- Written request:
In the copy, keep every record exact and leave out all images.

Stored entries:
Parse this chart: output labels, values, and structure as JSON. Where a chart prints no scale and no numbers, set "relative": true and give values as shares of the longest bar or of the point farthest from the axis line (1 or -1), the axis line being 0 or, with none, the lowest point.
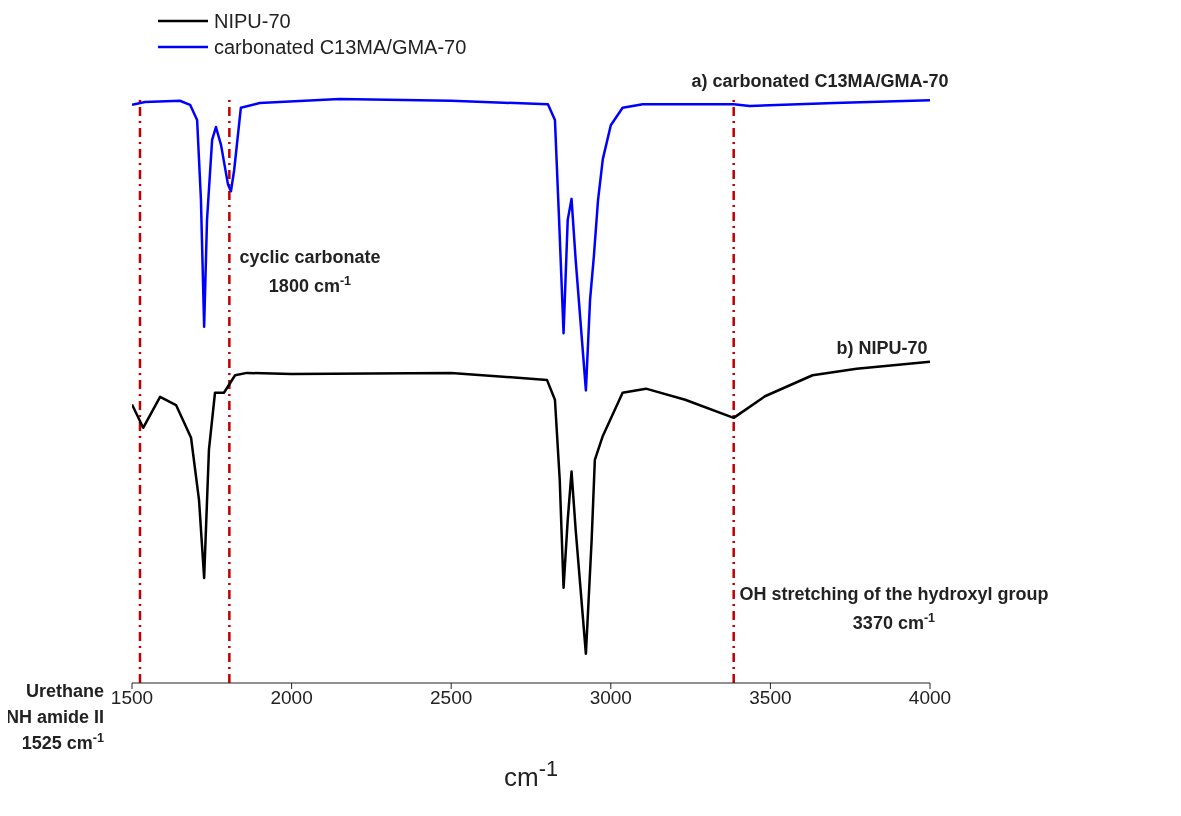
{
  "chart_data": {
    "type": "line",
    "relative": true,
    "xlabel": "cm$^{-1}$",
    "xlim": [
      1500,
      4000
    ],
    "xticks": [
      1500,
      2000,
      2500,
      3000,
      3500,
      4000
    ],
    "legend": "top left",
    "grid": false,
    "marker": "none",
    "line_style": "solid",
    "series": [
      {
        "name": "NIPU-70",
        "color": "#000000",
        "x": [
          1500,
          1535,
          1588,
          1638,
          1685,
          1710,
          1726,
          1741,
          1760,
          1788,
          1823,
          1860,
          2000,
          2500,
          2800,
          2825,
          2840,
          2852,
          2865,
          2877,
          2890,
          2922,
          2940,
          2950,
          2975,
          3037,
          3110,
          3233,
          3385,
          3483,
          3632,
          3770,
          4000
        ],
        "values": [
          0.477,
          0.437,
          0.49,
          0.476,
          0.42,
          0.313,
          0.18,
          0.399,
          0.497,
          0.497,
          0.527,
          0.531,
          0.529,
          0.531,
          0.519,
          0.485,
          0.348,
          0.163,
          0.279,
          0.362,
          0.262,
          0.05,
          0.245,
          0.382,
          0.423,
          0.497,
          0.504,
          0.485,
          0.454,
          0.491,
          0.527,
          0.538,
          0.55
        ]
      },
      {
        "name": "carbonated C13MA/GMA-70",
        "color": "#0000ff",
        "x": [
          1500,
          1541,
          1650,
          1682,
          1704,
          1716,
          1726,
          1735,
          1751,
          1763,
          1779,
          1801,
          1810,
          1820,
          1841,
          1900,
          2150,
          2500,
          2803,
          2825,
          2838,
          2852,
          2865,
          2877,
          2890,
          2922,
          2935,
          2947,
          2960,
          2975,
          3000,
          3037,
          3100,
          3385,
          3435,
          3700,
          4000
        ],
        "values": [
          0.99,
          0.995,
          0.997,
          0.99,
          0.964,
          0.827,
          0.61,
          0.793,
          0.93,
          0.952,
          0.921,
          0.853,
          0.842,
          0.878,
          0.985,
          0.993,
          1.0,
          0.997,
          0.991,
          0.964,
          0.793,
          0.599,
          0.793,
          0.829,
          0.724,
          0.501,
          0.656,
          0.731,
          0.827,
          0.897,
          0.955,
          0.985,
          0.991,
          0.991,
          0.988,
          0.993,
          0.998
        ]
      }
    ],
    "ref_lines": [
      {
        "axis": "x",
        "value": 1525,
        "label": "Urethane\nNH amide II\n1525 cm$^{-1}$",
        "color": "#c00000",
        "line_style": "dashed"
      },
      {
        "axis": "x",
        "value": 1805,
        "color": "#c00000",
        "line_style": "dashed"
      },
      {
        "axis": "x",
        "value": 3385,
        "color": "#c00000",
        "line_style": "dashed"
      }
    ],
    "annotations": [
      "a) carbonated C13MA/GMA-70",
      "cyclic carbonate\n1800 cm$^{-1}$",
      "b) NIPU-70",
      "OH stretching of the hydroxyl group\n3370 cm$^{-1}$"
    ]
  }
}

- Exercise answer:
Parse this chart: output labels, values, and structure as JSON. Where a chart prints no scale and no numbers, set "relative": true and give values as shares of the longest bar or of the point farthest from the axis line (1 or -1), the axis line being 0 or, with none, the lowest point.
{
  "chart_data": {
    "type": "line",
    "relative": true,
    "xlabel": "cm$^{-1}$",
    "xlim": [
      1500,
      4000
    ],
    "xticks": [
      1500,
      2000,
      2500,
      3000,
      3500,
      4000
    ],
    "legend": "top left",
    "grid": false,
    "marker": "none",
    "line_style": "solid",
    "series": [
      {
        "name": "NIPU-70",
        "color": "#000000",
        "x": [
          1500,
          1535,
          1588,
          1638,
          1685,
          1710,
          1726,
          1741,
          1760,
          1788,
          1823,
          1860,
          2000,
          2500,
          2800,
          2825,
          2840,
          2852,
          2865,
          2877,
          2890,
          2922,
          2940,
          2950,
          2975,
          3037,
          3110,
          3233,
          3385,
          3483,
          3632,
          3770,
          4000
        ],
        "values": [
          0.477,
          0.437,
          0.49,
          0.476,
          0.42,
          0.313,
          0.18,
          0.399,
          0.497,
          0.497,
          0.527,
          0.531,
          0.529,
          0.531,
          0.519,
          0.485,
          0.348,
          0.163,
          0.279,
          0.362,
          0.262,
          0.05,
          0.245,
          0.382,
          0.423,
          0.497,
          0.504,
          0.485,
          0.454,
          0.491,
          0.527,
          0.538,
          0.55
        ]
      },
      {
        "name": "carbonated C13MA/GMA-70",
        "color": "#0000ff",
        "x": [
          1500,
          1541,
          1650,
          1682,
          1704,
          1716,
          1726,
          1735,
          1751,
          1763,
          1779,
          1801,
          1810,
          1820,
          1841,
          1900,
          2150,
          2500,
          2803,
          2825,
          2838,
          2852,
          2865,
          2877,
          2890,
          2922,
          2935,
          2947,
          2960,
          2975,
          3000,
          3037,
          3100,
          3385,
          3435,
          3700,
          4000
        ],
        "values": [
          0.99,
          0.995,
          0.997,
          0.99,
          0.964,
          0.827,
          0.61,
          0.793,
          0.93,
          0.952,
          0.921,
          0.853,
          0.842,
          0.878,
          0.985,
          0.993,
          1.0,
          0.997,
          0.991,
          0.964,
          0.793,
          0.599,
          0.793,
          0.829,
          0.724,
          0.501,
          0.656,
          0.731,
          0.827,
          0.897,
          0.955,
          0.985,
          0.991,
          0.991,
          0.988,
          0.993,
          0.998
        ]
      }
    ],
    "ref_lines": [
      {
        "axis": "x",
        "value": 1525,
        "label": "Urethane\nNH amide II\n1525 cm$^{-1}$",
        "color": "#c00000",
        "line_style": "dashed"
      },
      {
        "axis": "x",
        "value": 1805,
        "color": "#c00000",
        "line_style": "dashed"
      },
      {
        "axis": "x",
        "value": 3385,
        "color": "#c00000",
        "line_style": "dashed"
      }
    ],
    "annotations": [
      "a) carbonated C13MA/GMA-70",
      "cyclic carbonate\n1800 cm$^{-1}$",
      "b) NIPU-70",
      "OH stretching of the hydroxyl group\n3370 cm$^{-1}$"
    ]
  }
}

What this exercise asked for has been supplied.